(Dataset entries)

○ ○ ○

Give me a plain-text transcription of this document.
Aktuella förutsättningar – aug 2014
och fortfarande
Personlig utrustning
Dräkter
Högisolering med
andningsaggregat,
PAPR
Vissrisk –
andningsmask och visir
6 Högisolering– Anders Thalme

○ ○ ○

### Work to complete
Reproduce the whole listing word for word.

### Output of the exercise
Give me a plain-text transcription of this document.
Aktuella förutsättningar – aug 2014
och fortfarande
Personlig utrustning
Dräkter
Högisolering med
andningsaggregat,
PAPR
Vissrisk –
andningsmask och visir
6 Högisolering– Anders Thalme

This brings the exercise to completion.